__The exercise__
Return each line of the listing that contains the string "freq".

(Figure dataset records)
***

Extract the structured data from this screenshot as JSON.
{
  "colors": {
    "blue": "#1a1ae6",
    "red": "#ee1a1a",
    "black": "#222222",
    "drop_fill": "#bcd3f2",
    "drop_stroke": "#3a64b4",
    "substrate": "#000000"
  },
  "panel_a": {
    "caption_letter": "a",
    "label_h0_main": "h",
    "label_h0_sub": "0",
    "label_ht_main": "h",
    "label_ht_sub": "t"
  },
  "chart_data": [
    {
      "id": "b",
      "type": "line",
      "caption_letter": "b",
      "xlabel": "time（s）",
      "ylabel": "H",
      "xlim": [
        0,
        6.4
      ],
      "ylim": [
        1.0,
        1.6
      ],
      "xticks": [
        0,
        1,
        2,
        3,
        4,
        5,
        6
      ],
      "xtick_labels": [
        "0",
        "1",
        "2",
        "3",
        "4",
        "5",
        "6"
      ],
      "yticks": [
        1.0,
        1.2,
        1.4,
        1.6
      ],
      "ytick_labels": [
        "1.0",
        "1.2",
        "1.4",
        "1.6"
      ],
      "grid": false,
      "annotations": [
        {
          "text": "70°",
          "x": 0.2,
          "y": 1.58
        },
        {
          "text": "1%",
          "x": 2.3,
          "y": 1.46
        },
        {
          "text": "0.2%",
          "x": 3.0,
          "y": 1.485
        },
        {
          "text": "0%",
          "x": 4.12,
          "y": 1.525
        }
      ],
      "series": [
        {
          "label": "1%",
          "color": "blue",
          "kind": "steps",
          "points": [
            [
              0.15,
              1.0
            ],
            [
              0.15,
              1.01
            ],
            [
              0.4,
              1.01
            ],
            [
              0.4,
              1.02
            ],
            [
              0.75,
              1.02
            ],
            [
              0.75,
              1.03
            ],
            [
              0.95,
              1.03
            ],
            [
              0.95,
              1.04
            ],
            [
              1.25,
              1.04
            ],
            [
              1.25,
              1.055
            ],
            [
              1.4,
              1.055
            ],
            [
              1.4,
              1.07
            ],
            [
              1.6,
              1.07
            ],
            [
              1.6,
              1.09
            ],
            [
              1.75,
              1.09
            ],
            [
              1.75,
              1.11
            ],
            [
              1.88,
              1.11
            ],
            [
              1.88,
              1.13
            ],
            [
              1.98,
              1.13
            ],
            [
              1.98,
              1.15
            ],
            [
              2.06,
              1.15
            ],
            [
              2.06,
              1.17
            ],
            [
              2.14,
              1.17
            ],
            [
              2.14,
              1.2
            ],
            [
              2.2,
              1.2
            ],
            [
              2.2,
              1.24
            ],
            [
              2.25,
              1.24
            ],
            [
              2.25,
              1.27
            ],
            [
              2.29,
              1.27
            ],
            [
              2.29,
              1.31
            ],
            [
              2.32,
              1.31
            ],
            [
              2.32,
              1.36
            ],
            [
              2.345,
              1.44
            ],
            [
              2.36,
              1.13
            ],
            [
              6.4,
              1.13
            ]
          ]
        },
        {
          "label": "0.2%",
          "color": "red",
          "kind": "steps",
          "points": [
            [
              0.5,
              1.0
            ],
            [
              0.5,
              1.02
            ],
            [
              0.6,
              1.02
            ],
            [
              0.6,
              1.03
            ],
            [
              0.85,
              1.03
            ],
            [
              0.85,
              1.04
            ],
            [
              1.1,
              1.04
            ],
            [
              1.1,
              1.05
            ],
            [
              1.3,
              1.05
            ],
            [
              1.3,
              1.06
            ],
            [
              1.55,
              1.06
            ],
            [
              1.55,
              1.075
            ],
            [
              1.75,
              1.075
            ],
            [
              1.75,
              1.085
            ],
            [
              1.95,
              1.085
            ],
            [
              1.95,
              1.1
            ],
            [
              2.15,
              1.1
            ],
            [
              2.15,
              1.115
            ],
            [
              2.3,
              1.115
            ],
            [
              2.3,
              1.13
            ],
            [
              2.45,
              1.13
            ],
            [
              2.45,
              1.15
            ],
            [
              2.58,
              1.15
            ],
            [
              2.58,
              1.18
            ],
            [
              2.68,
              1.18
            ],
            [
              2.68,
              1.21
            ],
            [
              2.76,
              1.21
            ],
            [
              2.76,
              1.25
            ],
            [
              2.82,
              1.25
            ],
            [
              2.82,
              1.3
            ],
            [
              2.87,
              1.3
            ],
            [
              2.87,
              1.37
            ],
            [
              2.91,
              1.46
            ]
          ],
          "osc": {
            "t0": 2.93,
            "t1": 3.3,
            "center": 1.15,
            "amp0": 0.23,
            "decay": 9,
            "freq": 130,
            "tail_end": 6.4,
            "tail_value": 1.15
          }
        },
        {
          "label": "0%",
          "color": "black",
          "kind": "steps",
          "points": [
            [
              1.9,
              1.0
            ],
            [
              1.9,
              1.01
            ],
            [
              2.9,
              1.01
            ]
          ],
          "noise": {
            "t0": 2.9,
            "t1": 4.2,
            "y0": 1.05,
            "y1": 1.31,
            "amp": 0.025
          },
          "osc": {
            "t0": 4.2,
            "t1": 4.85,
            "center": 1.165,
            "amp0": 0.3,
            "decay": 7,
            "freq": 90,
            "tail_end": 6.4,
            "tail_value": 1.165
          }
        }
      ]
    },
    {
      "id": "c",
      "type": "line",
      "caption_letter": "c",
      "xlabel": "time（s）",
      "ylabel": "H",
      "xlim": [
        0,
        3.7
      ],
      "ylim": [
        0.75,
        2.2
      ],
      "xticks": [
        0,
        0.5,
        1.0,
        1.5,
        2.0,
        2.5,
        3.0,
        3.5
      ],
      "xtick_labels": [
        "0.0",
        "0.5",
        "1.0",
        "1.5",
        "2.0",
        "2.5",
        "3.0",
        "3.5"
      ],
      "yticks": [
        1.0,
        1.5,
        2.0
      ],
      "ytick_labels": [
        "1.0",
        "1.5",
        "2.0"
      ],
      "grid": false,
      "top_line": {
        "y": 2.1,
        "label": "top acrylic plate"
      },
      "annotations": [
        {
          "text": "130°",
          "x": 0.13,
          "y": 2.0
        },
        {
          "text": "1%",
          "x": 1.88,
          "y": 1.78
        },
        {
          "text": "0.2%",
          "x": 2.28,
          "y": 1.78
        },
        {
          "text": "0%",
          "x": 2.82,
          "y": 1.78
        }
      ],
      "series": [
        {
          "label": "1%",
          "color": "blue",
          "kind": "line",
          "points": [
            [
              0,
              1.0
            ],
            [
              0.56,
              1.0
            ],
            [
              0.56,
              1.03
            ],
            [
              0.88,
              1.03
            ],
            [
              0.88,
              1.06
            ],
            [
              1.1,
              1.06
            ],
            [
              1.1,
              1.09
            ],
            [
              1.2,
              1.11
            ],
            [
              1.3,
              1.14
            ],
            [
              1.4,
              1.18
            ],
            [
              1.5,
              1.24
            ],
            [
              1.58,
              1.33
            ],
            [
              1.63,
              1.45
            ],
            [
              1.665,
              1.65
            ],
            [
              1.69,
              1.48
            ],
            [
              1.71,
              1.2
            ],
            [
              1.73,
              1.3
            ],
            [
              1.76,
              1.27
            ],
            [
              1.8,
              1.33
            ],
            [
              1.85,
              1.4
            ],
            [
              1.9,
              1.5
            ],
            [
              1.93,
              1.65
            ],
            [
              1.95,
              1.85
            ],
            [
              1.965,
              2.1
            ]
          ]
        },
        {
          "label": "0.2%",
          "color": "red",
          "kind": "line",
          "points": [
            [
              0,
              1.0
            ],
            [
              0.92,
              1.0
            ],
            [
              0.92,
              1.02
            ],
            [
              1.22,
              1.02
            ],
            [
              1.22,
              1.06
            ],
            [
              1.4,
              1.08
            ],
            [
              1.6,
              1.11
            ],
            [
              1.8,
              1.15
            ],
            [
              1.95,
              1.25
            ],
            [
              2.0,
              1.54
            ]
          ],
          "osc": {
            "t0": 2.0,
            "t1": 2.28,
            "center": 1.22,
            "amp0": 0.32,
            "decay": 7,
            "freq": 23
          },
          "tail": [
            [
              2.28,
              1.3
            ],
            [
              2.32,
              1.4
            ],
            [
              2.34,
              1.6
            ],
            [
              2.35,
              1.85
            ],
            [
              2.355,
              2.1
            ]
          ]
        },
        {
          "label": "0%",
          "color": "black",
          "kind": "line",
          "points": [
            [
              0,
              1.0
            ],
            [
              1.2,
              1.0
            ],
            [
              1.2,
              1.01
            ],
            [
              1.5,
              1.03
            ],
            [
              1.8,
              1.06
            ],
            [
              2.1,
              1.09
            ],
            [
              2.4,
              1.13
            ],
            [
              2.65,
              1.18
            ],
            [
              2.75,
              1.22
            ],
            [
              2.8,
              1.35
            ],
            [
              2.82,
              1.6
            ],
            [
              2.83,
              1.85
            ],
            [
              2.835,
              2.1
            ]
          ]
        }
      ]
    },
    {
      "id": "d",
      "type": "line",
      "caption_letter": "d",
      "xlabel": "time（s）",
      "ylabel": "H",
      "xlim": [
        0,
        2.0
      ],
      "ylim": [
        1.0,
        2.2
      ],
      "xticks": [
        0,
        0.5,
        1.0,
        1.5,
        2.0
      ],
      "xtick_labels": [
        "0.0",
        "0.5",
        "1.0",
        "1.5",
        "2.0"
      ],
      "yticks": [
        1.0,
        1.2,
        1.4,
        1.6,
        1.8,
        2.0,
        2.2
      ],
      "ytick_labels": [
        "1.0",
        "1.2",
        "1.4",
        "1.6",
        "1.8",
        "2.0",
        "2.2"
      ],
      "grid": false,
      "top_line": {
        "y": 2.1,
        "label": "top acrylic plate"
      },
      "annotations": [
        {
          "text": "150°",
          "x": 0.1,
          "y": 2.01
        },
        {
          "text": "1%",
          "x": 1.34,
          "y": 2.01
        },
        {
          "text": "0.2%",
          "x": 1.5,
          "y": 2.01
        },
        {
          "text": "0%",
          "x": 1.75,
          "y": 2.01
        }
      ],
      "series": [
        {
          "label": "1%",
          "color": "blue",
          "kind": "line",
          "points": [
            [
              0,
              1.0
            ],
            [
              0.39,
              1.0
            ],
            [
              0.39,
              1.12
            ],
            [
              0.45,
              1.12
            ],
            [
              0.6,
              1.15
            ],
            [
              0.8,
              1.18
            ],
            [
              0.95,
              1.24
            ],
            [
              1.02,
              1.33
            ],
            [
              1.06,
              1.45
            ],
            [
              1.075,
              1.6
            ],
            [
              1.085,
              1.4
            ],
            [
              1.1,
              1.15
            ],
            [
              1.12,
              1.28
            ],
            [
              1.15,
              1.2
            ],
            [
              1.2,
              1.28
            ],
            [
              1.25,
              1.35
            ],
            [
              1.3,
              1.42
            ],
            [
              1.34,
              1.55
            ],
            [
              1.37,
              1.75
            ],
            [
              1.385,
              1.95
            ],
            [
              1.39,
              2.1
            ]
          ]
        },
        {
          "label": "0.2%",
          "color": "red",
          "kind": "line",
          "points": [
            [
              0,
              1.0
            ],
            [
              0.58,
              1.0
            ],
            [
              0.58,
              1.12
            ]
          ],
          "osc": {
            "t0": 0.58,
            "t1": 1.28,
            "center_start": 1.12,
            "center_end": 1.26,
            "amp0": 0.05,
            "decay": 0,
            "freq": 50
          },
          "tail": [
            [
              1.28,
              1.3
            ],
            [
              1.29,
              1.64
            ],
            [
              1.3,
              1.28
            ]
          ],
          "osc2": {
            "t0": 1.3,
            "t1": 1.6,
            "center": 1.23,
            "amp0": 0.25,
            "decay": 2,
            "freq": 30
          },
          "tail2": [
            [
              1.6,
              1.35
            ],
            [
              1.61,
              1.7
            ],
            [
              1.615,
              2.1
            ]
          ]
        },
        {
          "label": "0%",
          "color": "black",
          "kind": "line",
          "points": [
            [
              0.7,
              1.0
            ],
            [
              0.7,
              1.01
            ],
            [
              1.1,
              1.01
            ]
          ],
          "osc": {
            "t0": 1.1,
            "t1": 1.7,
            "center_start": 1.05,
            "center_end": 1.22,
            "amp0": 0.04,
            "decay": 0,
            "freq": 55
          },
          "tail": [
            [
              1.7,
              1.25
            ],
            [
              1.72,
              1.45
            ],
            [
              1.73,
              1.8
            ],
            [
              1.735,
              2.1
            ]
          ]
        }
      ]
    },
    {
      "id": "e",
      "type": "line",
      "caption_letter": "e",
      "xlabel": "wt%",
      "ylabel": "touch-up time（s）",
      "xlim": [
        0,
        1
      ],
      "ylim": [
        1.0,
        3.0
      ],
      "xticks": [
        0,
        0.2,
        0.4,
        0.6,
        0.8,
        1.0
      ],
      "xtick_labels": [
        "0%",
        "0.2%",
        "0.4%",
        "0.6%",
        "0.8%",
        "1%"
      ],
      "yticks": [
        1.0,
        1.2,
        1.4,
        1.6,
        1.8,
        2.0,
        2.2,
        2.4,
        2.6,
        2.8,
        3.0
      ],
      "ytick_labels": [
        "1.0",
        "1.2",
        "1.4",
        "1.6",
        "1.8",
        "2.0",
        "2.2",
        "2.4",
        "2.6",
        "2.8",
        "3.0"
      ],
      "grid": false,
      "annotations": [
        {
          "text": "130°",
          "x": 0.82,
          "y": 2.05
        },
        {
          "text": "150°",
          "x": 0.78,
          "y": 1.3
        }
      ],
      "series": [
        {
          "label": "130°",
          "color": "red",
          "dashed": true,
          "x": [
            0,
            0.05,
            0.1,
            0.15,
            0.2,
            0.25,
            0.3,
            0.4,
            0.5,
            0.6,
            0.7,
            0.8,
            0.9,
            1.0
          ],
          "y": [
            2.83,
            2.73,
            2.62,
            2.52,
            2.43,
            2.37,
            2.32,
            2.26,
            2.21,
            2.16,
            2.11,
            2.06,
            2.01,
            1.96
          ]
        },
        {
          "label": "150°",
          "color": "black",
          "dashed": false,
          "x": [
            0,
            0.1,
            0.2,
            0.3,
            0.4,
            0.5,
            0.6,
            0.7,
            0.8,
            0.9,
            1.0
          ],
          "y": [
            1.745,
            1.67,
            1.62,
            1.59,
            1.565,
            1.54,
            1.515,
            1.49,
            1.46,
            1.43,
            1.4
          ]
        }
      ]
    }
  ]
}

***

__The reply__
            "freq": 130,
            "freq": 90,
            "freq": 23
            "freq": 50
            "freq": 30
            "freq": 55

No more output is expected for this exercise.